Testo fornito
La sua storia inizia appunto a Baghdad, capitale dell’Iraq, da dove era fuggita tre anni prima in seguito all’assassinio del marito e del figlioletto tredicenne per opera dell’ISIS. Poco dopo ha ricevuto un ordine formale, scritto, nel quale le si ordinava di lasciare il Paese con le figlie entro 72 ore, «perché impura in una terra pura».
La donna non aveva amici o parenti in Europa, non sapeva dove andare, ma sapeva che, insieme alle sue figlie, doveva andare, muoversi, vagare in mondo ostili o indifferenti.
È questo il cuore della condizione di profugo: andare, continuare ad andare, senza sapere dove. Dopo un lungo, terribile viaggio, pieno d’insidie che di certo non sempre hanno potuto evitare, queste cinque donne sole tentano la rotta balcanica. Sono catturate al confine tra Montenegro e Bosnia, picchiate, rinchiuse in prigione per 36 ore e poi respinte nuovamente in Montenegro finché, dopo cinque tentativi, sono riuscite ad arrivare a Bihac, dove le ho incontrate. Oggi le e le sue figlie, dopo un altro tentativo di viaggio, si trovano in un campo di profughi nei pressi di Zagabria.
La fototessera
Guardate questa fototessera. L’ho trovata nel febbraio di quest’anno su un sentiero del “game” (così i profughi chiamano il viaggio verso l’Unione Europea, nel significato di mettersi in gioco, un gioco che può essere anche mortale), in una montagna boscosa ai confini tra Bosnia e Croazia, a una decina di chilometri da Bihac, capoluogo del cantone Una-Sana.
Nonostante il piccolo format, sono gli occhi ad avermi colpito: occhi senza nome, di qualcuno che non conosco e che non conoscerò mai.
Un volto macchiato di fango che ci fissa da una foto formato tessera fatta per dichiarare un’identità, forse è stata scattata in Pakistan o in Afganistan, forse è stata perduta o gettata di proposito: i migranti distruggono quei documenti che potrebbero compromettere il loro viaggio, come i documenti di un Paese in cui sono stati fermati e poi rilasciati o fuggiti e a cui potrebbero anche essere riportati. Spesso se ne trovano i frammenti nei sentieri o passaggi di confine. Ma certo non distruggono i documenti originari d’identità.

Istruzioni di lavoro
A. Riduci a un breve elenco il paragrafo del testo sul viaggio dei profughi che comincia con «Guardate questa fototessera», mantenendone i fatti principali.
B. Prosegui il testo sul viaggio dei profughi a partire dalla sua ultima frase.

Materiale di partenza
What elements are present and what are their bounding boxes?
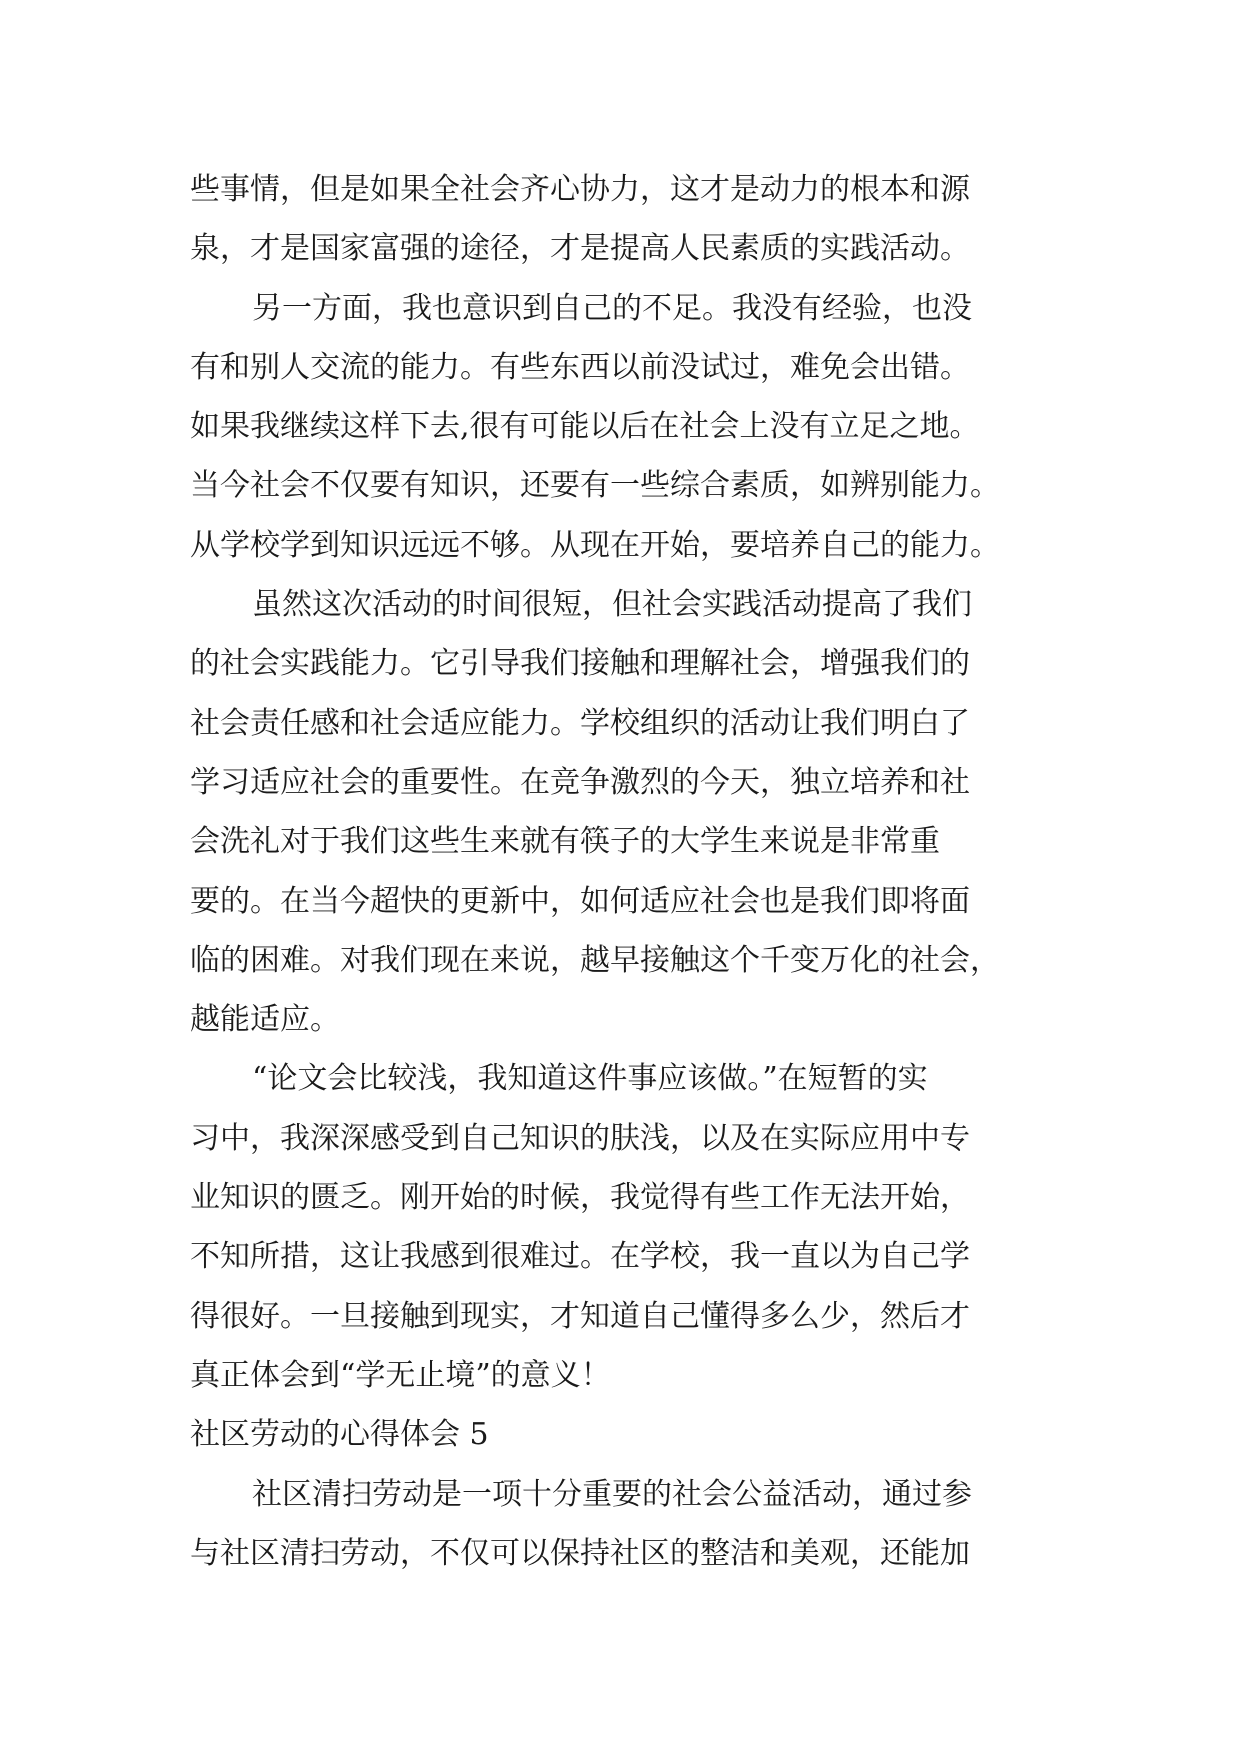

Risposte in ordine
A.
- La fototessera è stata trovata nel febbraio di quest'anno.
- Era su un sentiero del "game", il nome che i profughi danno al viaggio verso l'Unione Europea, nel senso di mettersi in gioco, in un gioco che può essere anche mortale.
- Il luogo è una montagna boscosa ai confini tra Bosnia e Croazia.
- Si trova a una decina di chilometri da Bihac, capoluogo del cantone Una-Sana.

B.
In un certo senso, questo sono gli occhi di qualcuno che non c’è, ma che fissa la propria identità in un documento ufficiale che la garantisce, uno dei compiti fondamentali di uno Stato. Quando ci si sottrae a questa identità – come il richiedente asilo è costretto a fare, perché il suo ingresso in uno Stato e spesso la sua uscita dallo Stato di appartenenza non sono autorizzati – si spezza l’identità fra uomo e cittadino, si mette in crisi di fatto l’autorità dello Stato, di ogni Stato: per questo i richiedenti asilo sono inquietanti, scriveva il filosofo Giorgio Agamben.
Quando ho raccolto dal fango questa foto, mi sono chiesto: dove sarà questo giovane uomo? Lo stato di conservazione della foto indicava che, d’inverno, non poteva esser caduta ai margini della sterrata molto tempo prima, al massimo una settimana. Oggi quando la guardo mi chiedo: sarà in Germania, o nei Paesi nordici, tra le mete preferite dai profughi. Potrebbe essere anche morto senza lasciare traccia. Anche per essere morti è necessaria un’autorità che lo dichiari e i morti “ufficiali” lungo la rotta balcanica sono 216, dal giugno del 2013. Saranno sicuramente ben di più, ma non è nell’interesse delle forze dell’ordine divulgare certe notizie, né in particolare della polizia croata, la più violenta, responsabile di continui respingimenti.
Il filo spinato
Abbiamo costruito barriere fisiche, muri come quello che un tempo divideva Berlino, oppure come quello che oggi separa Messico e USA, o ancora il muro terribile (e persino illegale, secondo la legge internazionale) costruito dallo Stato d’Israele nei territori occupati della Cisgiordania.
Muri che sono la materializzazione di una barriera ben più profonda che insegue il migrante, anche quando ha passato il confine, nella sua condizione giuridica, sociale, e più profondamente, nella sua condizione esistenziale. Anche migranti che hanno ottenuto la cittadinanza di un Paese europeo e magari un certo successo economico o sociale, rimangono sempre su questo confine profondo, rimangono persone di confine. Io sono il confine: afferma l’iraniano Sharam Khosravi, un migrante che pure ha avuto “successo”, diventando cittadino svedese e docente universitario.
La bambina con lo zainetto
Camminando su questi sentieri di confine, soprattutto sui sentieri della Plješevica, la montagna boscosa sopra Bihac, si vedono continuamente fra i cespugli ai margini della strada, oggetti che i migranti di passaggio abbandonano per alleggerirsi o perché inutili o rovinati.
Colpiscono soprattutto i vestiti infantili, anche di bambini molto piccoli: tutine, cuffiette, zainetti, scarpine, persino una carrozzella.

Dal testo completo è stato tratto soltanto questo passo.